▶ Written request: Set each record down exactly, excluding all images.

▶ Data provided:

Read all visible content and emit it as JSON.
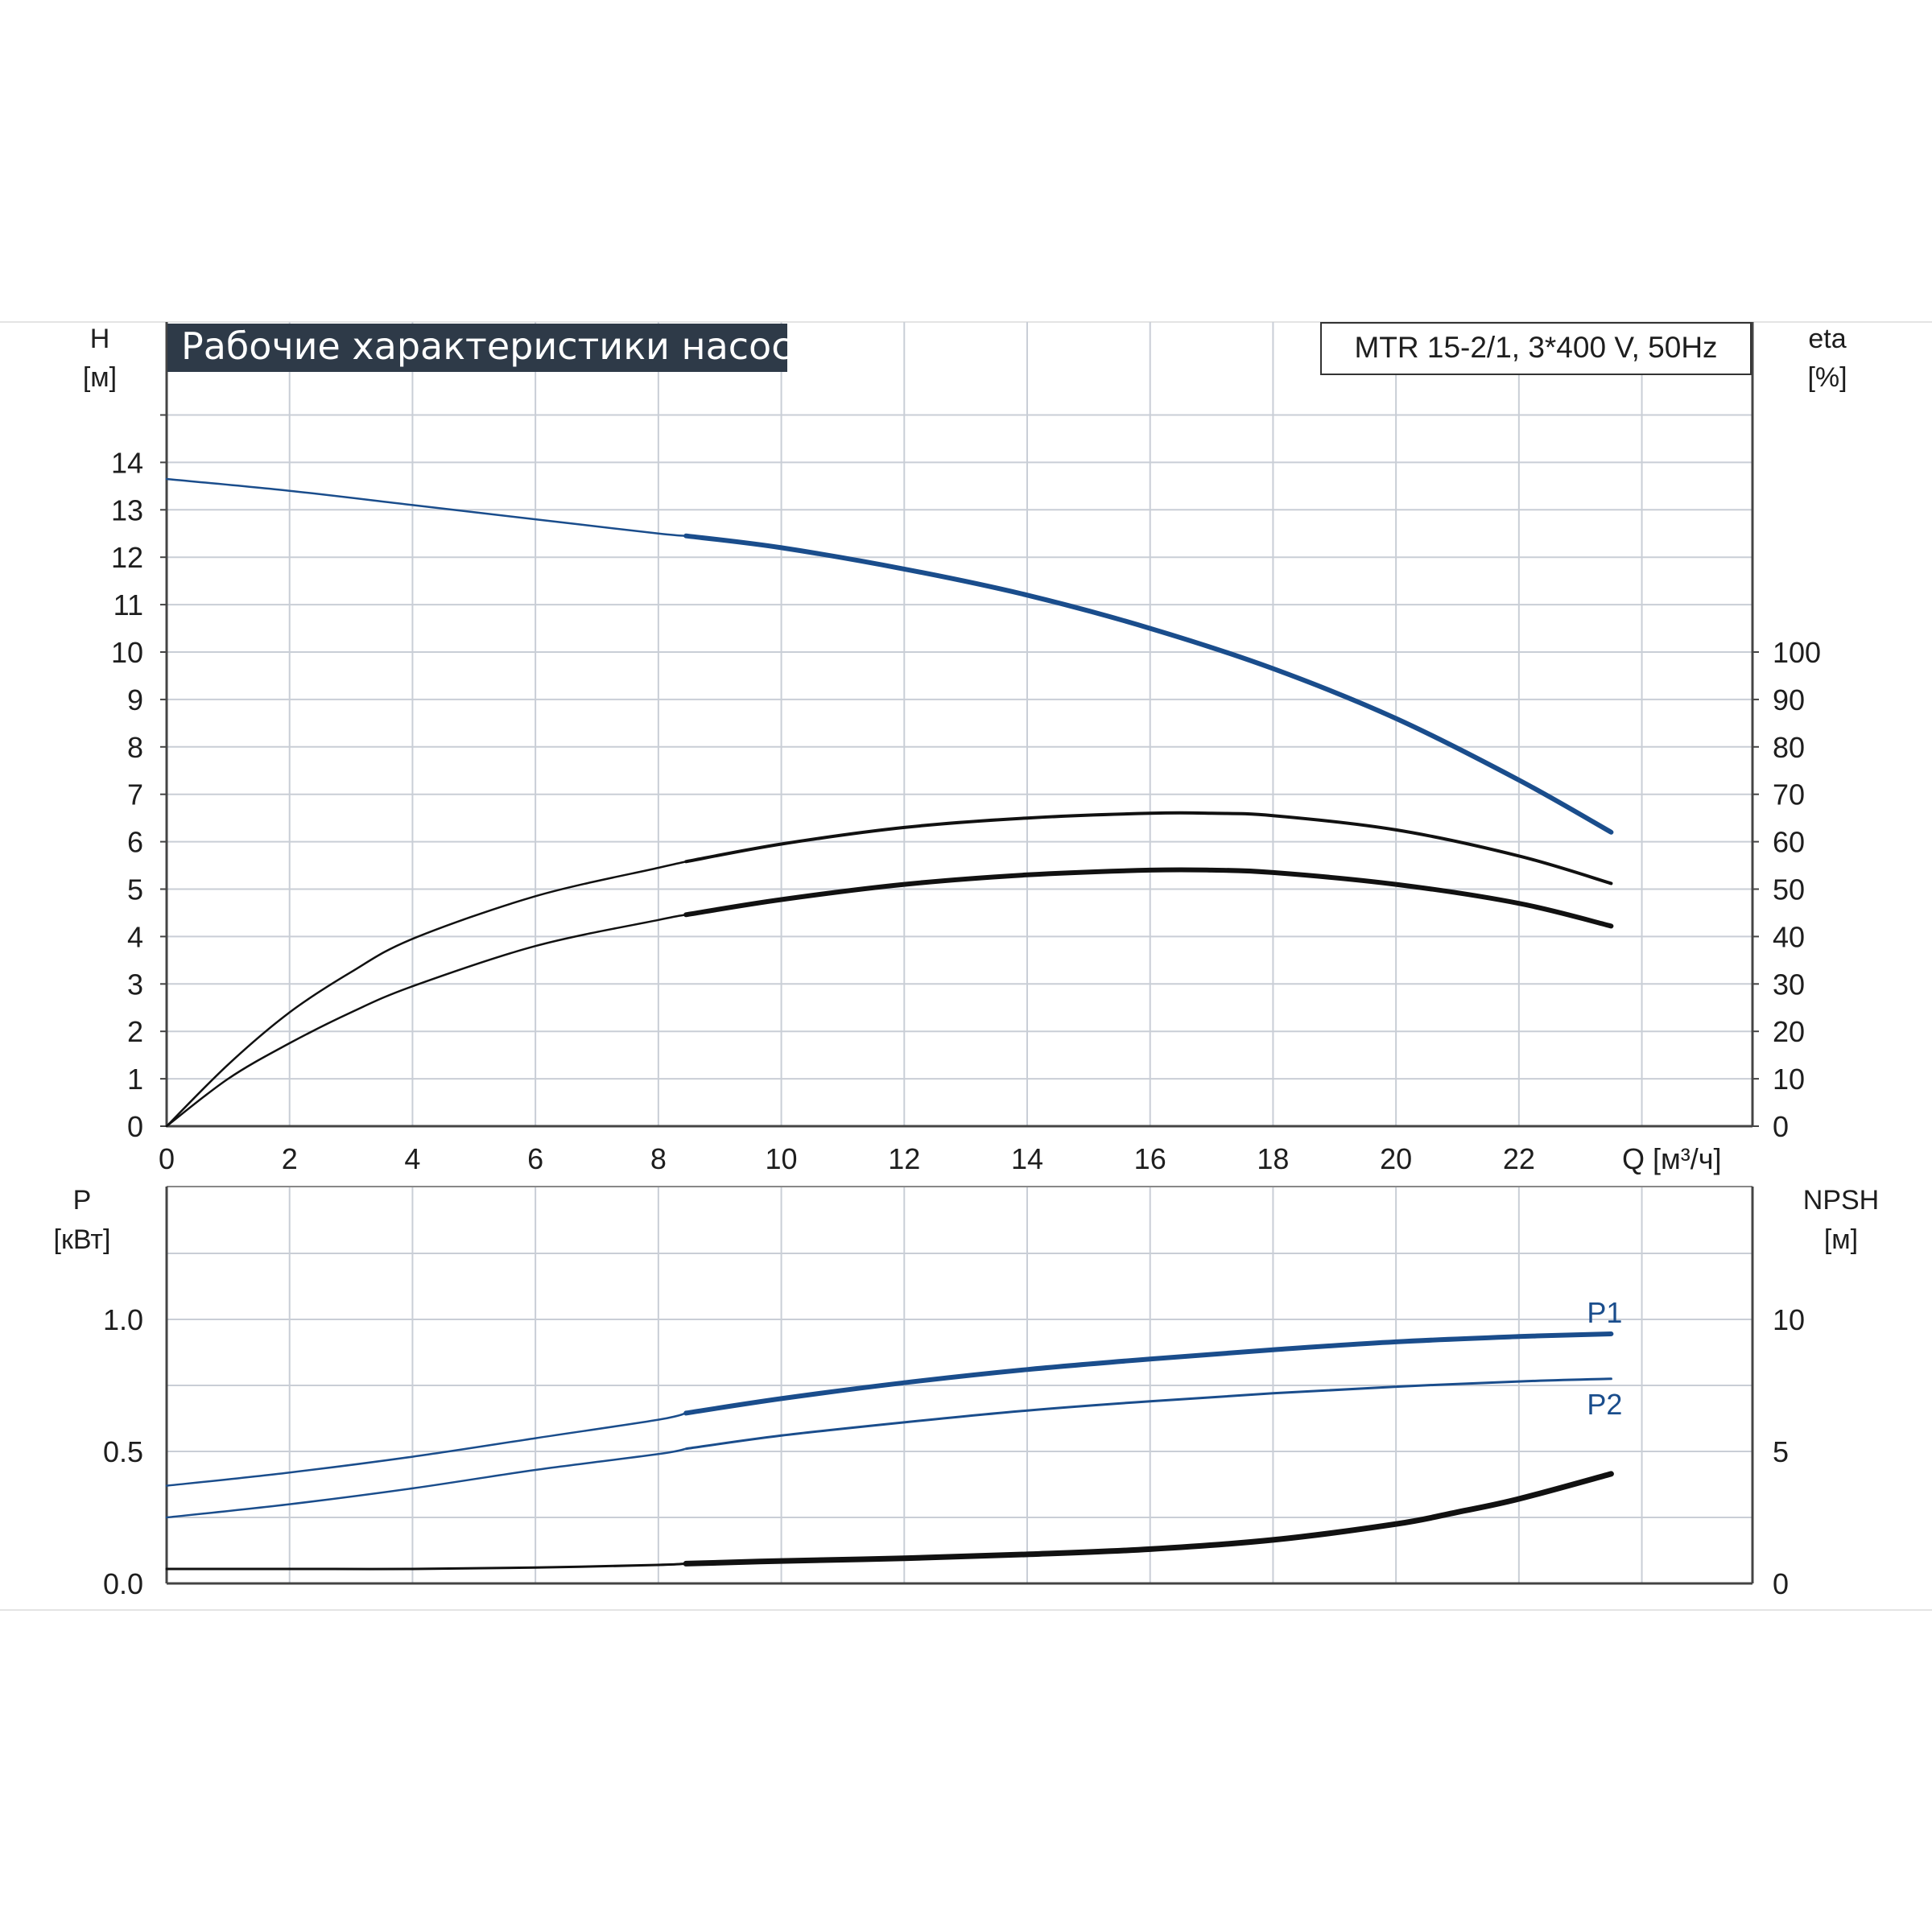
{
  "chart_data": [
    {
      "type": "line",
      "title": "Рабочие характеристики насоса",
      "subtitle": "MTR 15-2/1, 3*400 V, 50Hz",
      "xlabel": "Q [м³/ч]",
      "ylabel_left_name": "H",
      "ylabel_left_unit": "[м]",
      "ylabel_right_name": "eta",
      "ylabel_right_unit": "[%]",
      "xlim": [
        0,
        25.8
      ],
      "ylim_left": [
        0,
        16
      ],
      "ylim_right": [
        0,
        160
      ],
      "xticks": [
        "0",
        "2",
        "4",
        "6",
        "8",
        "10",
        "12",
        "14",
        "16",
        "18",
        "20",
        "22"
      ],
      "yticks_left": [
        "0",
        "1",
        "2",
        "3",
        "4",
        "5",
        "6",
        "7",
        "8",
        "9",
        "10",
        "11",
        "12",
        "13",
        "14"
      ],
      "yticks_right": [
        "0",
        "10",
        "20",
        "30",
        "40",
        "50",
        "60",
        "70",
        "80",
        "90",
        "100"
      ],
      "grid": true,
      "series": [
        {
          "key": "H",
          "axis": "left",
          "color": "#1a4d8c",
          "x": [
            0,
            2,
            4,
            6,
            8,
            8.45,
            10,
            12,
            14,
            16,
            18,
            20,
            22,
            23.5
          ],
          "y": [
            13.65,
            13.4,
            13.1,
            12.8,
            12.5,
            12.45,
            12.2,
            11.75,
            11.2,
            10.5,
            9.65,
            8.6,
            7.3,
            6.2
          ]
        },
        {
          "key": "eta_pump",
          "axis": "right",
          "color": "#111111",
          "x": [
            0,
            1,
            2,
            3,
            4,
            6,
            8,
            8.45,
            10,
            12,
            14,
            16,
            17,
            18,
            20,
            22,
            23.5
          ],
          "y": [
            0,
            13,
            24,
            32.5,
            39.5,
            48.5,
            54.5,
            55.8,
            59.5,
            63,
            65,
            66,
            66,
            65.5,
            62.5,
            57,
            51.2
          ]
        },
        {
          "key": "eta_total",
          "axis": "right",
          "color": "#111111",
          "x": [
            0,
            1,
            2,
            3,
            4,
            6,
            8,
            8.45,
            10,
            12,
            14,
            16,
            17,
            18,
            20,
            22,
            23.5
          ],
          "y": [
            0,
            10,
            17.5,
            24,
            29.5,
            38,
            43.5,
            44.6,
            47.8,
            51,
            53,
            54,
            54,
            53.5,
            51,
            47,
            42.2
          ]
        }
      ]
    },
    {
      "type": "line",
      "xlim": [
        0,
        25.8
      ],
      "ylabel_left_name": "P",
      "ylabel_left_unit": "[кВт]",
      "ylabel_right_name": "NPSH",
      "ylabel_right_unit": "[м]",
      "ylim_left": [
        0,
        1.5
      ],
      "ylim_right": [
        0,
        15
      ],
      "yticks_left": [
        "0.0",
        "0.5",
        "1.0"
      ],
      "yticks_right": [
        "0",
        "5",
        "10"
      ],
      "grid": true,
      "series": [
        {
          "key": "P1",
          "name": "P1",
          "axis": "left",
          "color": "#1a4d8c",
          "x": [
            0,
            2,
            4,
            6,
            8,
            8.45,
            10,
            12,
            14,
            16,
            18,
            20,
            22,
            23.5
          ],
          "y": [
            0.37,
            0.42,
            0.48,
            0.55,
            0.62,
            0.645,
            0.7,
            0.76,
            0.81,
            0.85,
            0.885,
            0.915,
            0.935,
            0.945
          ]
        },
        {
          "key": "P2",
          "name": "P2",
          "axis": "left",
          "color": "#1a4d8c",
          "x": [
            0,
            2,
            4,
            6,
            8,
            8.45,
            10,
            12,
            14,
            16,
            18,
            20,
            22,
            23.5
          ],
          "y": [
            0.25,
            0.3,
            0.36,
            0.43,
            0.49,
            0.51,
            0.56,
            0.61,
            0.655,
            0.69,
            0.72,
            0.745,
            0.765,
            0.775
          ]
        },
        {
          "key": "NPSH",
          "axis": "right",
          "color": "#111111",
          "x": [
            0,
            2,
            4,
            6,
            8,
            8.45,
            10,
            12,
            14,
            16,
            18,
            20,
            21,
            22,
            23.5
          ],
          "y": [
            0.55,
            0.55,
            0.55,
            0.6,
            0.7,
            0.75,
            0.85,
            0.95,
            1.1,
            1.3,
            1.65,
            2.25,
            2.7,
            3.2,
            4.15
          ]
        }
      ]
    }
  ]
}
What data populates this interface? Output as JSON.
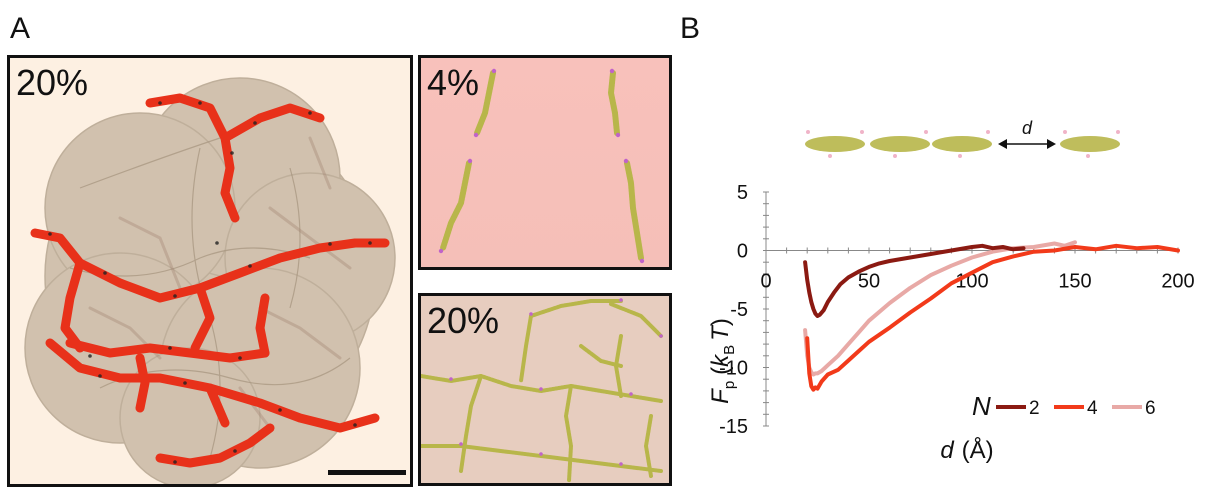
{
  "panels": {
    "a_letter": "A",
    "b_letter": "B",
    "main_label": "20%",
    "top_label": "4%",
    "bottom_label": "20%"
  },
  "colors": {
    "vesicle": "#cbbba7",
    "chain_red": "#e8311a",
    "chain_dots": "#222222",
    "peptoid": "#b8b64a",
    "peptoid_tip": "#c063c9",
    "series_2": "#8b1a12",
    "series_4": "#f23a1a",
    "series_6": "#e8a9a6"
  },
  "schematic": {
    "distance_label": "d"
  },
  "chart_data": {
    "type": "line",
    "xlabel": "d (Å)",
    "xlabel_main": "d",
    "xlabel_unit": "(Å)",
    "ylabel": "Fp (kB T)",
    "ylabel_F": "F",
    "ylabel_p": "p",
    "ylabel_open": "(",
    "ylabel_k": "k",
    "ylabel_B": "B",
    "ylabel_T": "T",
    "ylabel_close": ")",
    "xlim": [
      0,
      200
    ],
    "ylim": [
      -15,
      5
    ],
    "x_ticks": [
      0,
      50,
      100,
      150,
      200
    ],
    "y_ticks": [
      5,
      0,
      -5,
      -10,
      -15
    ],
    "grid": false,
    "legend_title": "N",
    "legend_position": "bottom-right",
    "series": [
      {
        "name": "2",
        "x": [
          19,
          20,
          21,
          22,
          23,
          24,
          25,
          26,
          28,
          30,
          33,
          36,
          40,
          45,
          50,
          55,
          60,
          70,
          80,
          90,
          100,
          105,
          110,
          115,
          120,
          125
        ],
        "y": [
          -1.0,
          -2.5,
          -3.6,
          -4.4,
          -5.0,
          -5.4,
          -5.6,
          -5.5,
          -5.1,
          -4.4,
          -3.6,
          -2.9,
          -2.3,
          -1.8,
          -1.4,
          -1.1,
          -0.9,
          -0.6,
          -0.3,
          0.0,
          0.3,
          0.4,
          0.2,
          0.3,
          0.1,
          0.2
        ]
      },
      {
        "name": "4",
        "x": [
          20,
          21,
          22,
          23,
          24,
          25,
          27,
          30,
          35,
          40,
          45,
          50,
          60,
          70,
          80,
          90,
          100,
          110,
          120,
          130,
          140,
          150,
          160,
          170,
          180,
          190,
          200
        ],
        "y": [
          -7.5,
          -10.5,
          -11.6,
          -11.9,
          -11.7,
          -11.8,
          -11.2,
          -10.6,
          -10.2,
          -9.4,
          -8.6,
          -7.8,
          -6.6,
          -5.3,
          -4.1,
          -2.8,
          -1.9,
          -1.0,
          -0.5,
          -0.1,
          0.0,
          0.3,
          0.1,
          0.4,
          0.2,
          0.3,
          0.0
        ]
      },
      {
        "name": "6",
        "x": [
          19,
          20,
          21,
          22,
          23,
          24,
          25,
          27,
          30,
          35,
          40,
          45,
          50,
          60,
          70,
          80,
          90,
          100,
          110,
          120,
          130,
          140,
          145,
          150
        ],
        "y": [
          -6.8,
          -9.0,
          -10.0,
          -10.4,
          -10.6,
          -10.5,
          -10.5,
          -10.3,
          -9.8,
          -9.0,
          -8.0,
          -7.0,
          -6.0,
          -4.5,
          -3.2,
          -2.1,
          -1.3,
          -0.6,
          -0.1,
          0.2,
          0.3,
          0.6,
          0.4,
          0.7
        ]
      }
    ]
  }
}
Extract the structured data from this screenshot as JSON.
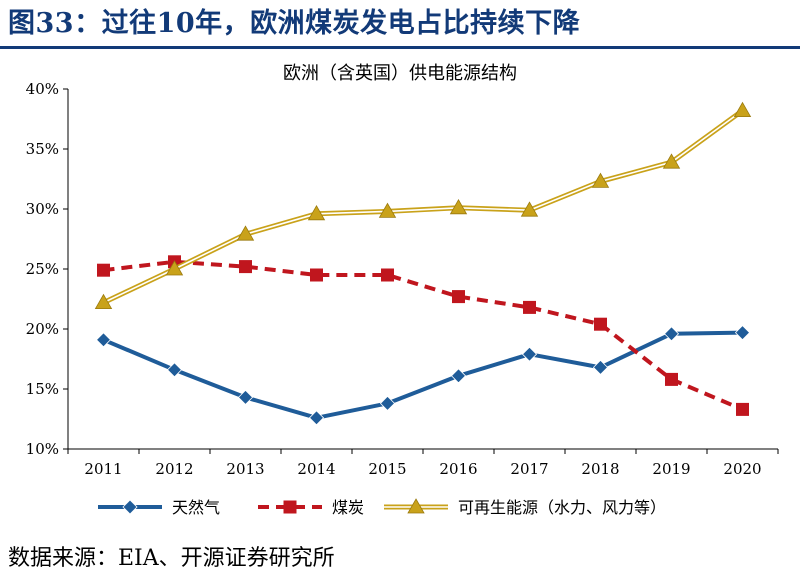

▶ Solution for this exercise:
Read all visible content and emit it as JSON.
{
  "chart_data": [
    {
      "type": "line",
      "title": "Рабочие характеристики насоса",
      "subtitle": "MTR 15-2/1, 3*400 V, 50Hz",
      "xlabel": "Q [м³/ч]",
      "ylabel_left_name": "H",
      "ylabel_left_unit": "[м]",
      "ylabel_right_name": "eta",
      "ylabel_right_unit": "[%]",
      "xlim": [
        0,
        25.8
      ],
      "ylim_left": [
        0,
        16
      ],
      "ylim_right": [
        0,
        160
      ],
      "xticks": [
        "0",
        "2",
        "4",
        "6",
        "8",
        "10",
        "12",
        "14",
        "16",
        "18",
        "20",
        "22"
      ],
      "yticks_left": [
        "0",
        "1",
        "2",
        "3",
        "4",
        "5",
        "6",
        "7",
        "8",
        "9",
        "10",
        "11",
        "12",
        "13",
        "14"
      ],
      "yticks_right": [
        "0",
        "10",
        "20",
        "30",
        "40",
        "50",
        "60",
        "70",
        "80",
        "90",
        "100"
      ],
      "grid": true,
      "series": [
        {
          "key": "H",
          "axis": "left",
          "color": "#1a4d8c",
          "x": [
            0,
            2,
            4,
            6,
            8,
            8.45,
            10,
            12,
            14,
            16,
            18,
            20,
            22,
            23.5
          ],
          "y": [
            13.65,
            13.4,
            13.1,
            12.8,
            12.5,
            12.45,
            12.2,
            11.75,
            11.2,
            10.5,
            9.65,
            8.6,
            7.3,
            6.2
          ]
        },
        {
          "key": "eta_pump",
          "axis": "right",
          "color": "#111111",
          "x": [
            0,
            1,
            2,
            3,
            4,
            6,
            8,
            8.45,
            10,
            12,
            14,
            16,
            17,
            18,
            20,
            22,
            23.5
          ],
          "y": [
            0,
            13,
            24,
            32.5,
            39.5,
            48.5,
            54.5,
            55.8,
            59.5,
            63,
            65,
            66,
            66,
            65.5,
            62.5,
            57,
            51.2
          ]
        },
        {
          "key": "eta_total",
          "axis": "right",
          "color": "#111111",
          "x": [
            0,
            1,
            2,
            3,
            4,
            6,
            8,
            8.45,
            10,
            12,
            14,
            16,
            17,
            18,
            20,
            22,
            23.5
          ],
          "y": [
            0,
            10,
            17.5,
            24,
            29.5,
            38,
            43.5,
            44.6,
            47.8,
            51,
            53,
            54,
            54,
            53.5,
            51,
            47,
            42.2
          ]
        }
      ]
    },
    {
      "type": "line",
      "xlim": [
        0,
        25.8
      ],
      "ylabel_left_name": "P",
      "ylabel_left_unit": "[кВт]",
      "ylabel_right_name": "NPSH",
      "ylabel_right_unit": "[м]",
      "ylim_left": [
        0,
        1.5
      ],
      "ylim_right": [
        0,
        15
      ],
      "yticks_left": [
        "0.0",
        "0.5",
        "1.0"
      ],
      "yticks_right": [
        "0",
        "5",
        "10"
      ],
      "grid": true,
      "series": [
        {
          "key": "P1",
          "name": "P1",
          "axis": "left",
          "color": "#1a4d8c",
          "x": [
            0,
            2,
            4,
            6,
            8,
            8.45,
            10,
            12,
            14,
            16,
            18,
            20,
            22,
            23.5
          ],
          "y": [
            0.37,
            0.42,
            0.48,
            0.55,
            0.62,
            0.645,
            0.7,
            0.76,
            0.81,
            0.85,
            0.885,
            0.915,
            0.935,
            0.945
          ]
        },
        {
          "key": "P2",
          "name": "P2",
          "axis": "left",
          "color": "#1a4d8c",
          "x": [
            0,
            2,
            4,
            6,
            8,
            8.45,
            10,
            12,
            14,
            16,
            18,
            20,
            22,
            23.5
          ],
          "y": [
            0.25,
            0.3,
            0.36,
            0.43,
            0.49,
            0.51,
            0.56,
            0.61,
            0.655,
            0.69,
            0.72,
            0.745,
            0.765,
            0.775
          ]
        },
        {
          "key": "NPSH",
          "axis": "right",
          "color": "#111111",
          "x": [
            0,
            2,
            4,
            6,
            8,
            8.45,
            10,
            12,
            14,
            16,
            18,
            20,
            21,
            22,
            23.5
          ],
          "y": [
            0.55,
            0.55,
            0.55,
            0.6,
            0.7,
            0.75,
            0.85,
            0.95,
            1.1,
            1.3,
            1.65,
            2.25,
            2.7,
            3.2,
            4.15
          ]
        }
      ]
    }
  ]
}
What data populates this interface? Output as JSON.
{
  "panels": {
    "a_letter": "A",
    "b_letter": "B",
    "main_label": "20%",
    "top_label": "4%",
    "bottom_label": "20%"
  },
  "colors": {
    "vesicle": "#cbbba7",
    "chain_red": "#e8311a",
    "chain_dots": "#222222",
    "peptoid": "#b8b64a",
    "peptoid_tip": "#c063c9",
    "series_2": "#8b1a12",
    "series_4": "#f23a1a",
    "series_6": "#e8a9a6"
  },
  "schematic": {
    "distance_label": "d"
  },
  "chart_data": {
    "type": "line",
    "xlabel": "d (Å)",
    "xlabel_main": "d",
    "xlabel_unit": "(Å)",
    "ylabel": "Fp (kB T)",
    "ylabel_F": "F",
    "ylabel_p": "p",
    "ylabel_open": "(",
    "ylabel_k": "k",
    "ylabel_B": "B",
    "ylabel_T": "T",
    "ylabel_close": ")",
    "xlim": [
      0,
      200
    ],
    "ylim": [
      -15,
      5
    ],
    "x_ticks": [
      0,
      50,
      100,
      150,
      200
    ],
    "y_ticks": [
      5,
      0,
      -5,
      -10,
      -15
    ],
    "grid": false,
    "legend_title": "N",
    "legend_position": "bottom-right",
    "series": [
      {
        "name": "2",
        "x": [
          19,
          20,
          21,
          22,
          23,
          24,
          25,
          26,
          28,
          30,
          33,
          36,
          40,
          45,
          50,
          55,
          60,
          70,
          80,
          90,
          100,
          105,
          110,
          115,
          120,
          125
        ],
        "y": [
          -1.0,
          -2.5,
          -3.6,
          -4.4,
          -5.0,
          -5.4,
          -5.6,
          -5.5,
          -5.1,
          -4.4,
          -3.6,
          -2.9,
          -2.3,
          -1.8,
          -1.4,
          -1.1,
          -0.9,
          -0.6,
          -0.3,
          0.0,
          0.3,
          0.4,
          0.2,
          0.3,
          0.1,
          0.2
        ]
      },
      {
        "name": "4",
        "x": [
          20,
          21,
          22,
          23,
          24,
          25,
          27,
          30,
          35,
          40,
          45,
          50,
          60,
          70,
          80,
          90,
          100,
          110,
          120,
          130,
          140,
          150,
          160,
          170,
          180,
          190,
          200
        ],
        "y": [
          -7.5,
          -10.5,
          -11.6,
          -11.9,
          -11.7,
          -11.8,
          -11.2,
          -10.6,
          -10.2,
          -9.4,
          -8.6,
          -7.8,
          -6.6,
          -5.3,
          -4.1,
          -2.8,
          -1.9,
          -1.0,
          -0.5,
          -0.1,
          0.0,
          0.3,
          0.1,
          0.4,
          0.2,
          0.3,
          0.0
        ]
      },
      {
        "name": "6",
        "x": [
          19,
          20,
          21,
          22,
          23,
          24,
          25,
          27,
          30,
          35,
          40,
          45,
          50,
          60,
          70,
          80,
          90,
          100,
          110,
          120,
          130,
          140,
          145,
          150
        ],
        "y": [
          -6.8,
          -9.0,
          -10.0,
          -10.4,
          -10.6,
          -10.5,
          -10.5,
          -10.3,
          -9.8,
          -9.0,
          -8.0,
          -7.0,
          -6.0,
          -4.5,
          -3.2,
          -2.1,
          -1.3,
          -0.6,
          -0.1,
          0.2,
          0.3,
          0.6,
          0.4,
          0.7
        ]
      }
    ]
  }
}
Extract the structured data from this screenshot as JSON.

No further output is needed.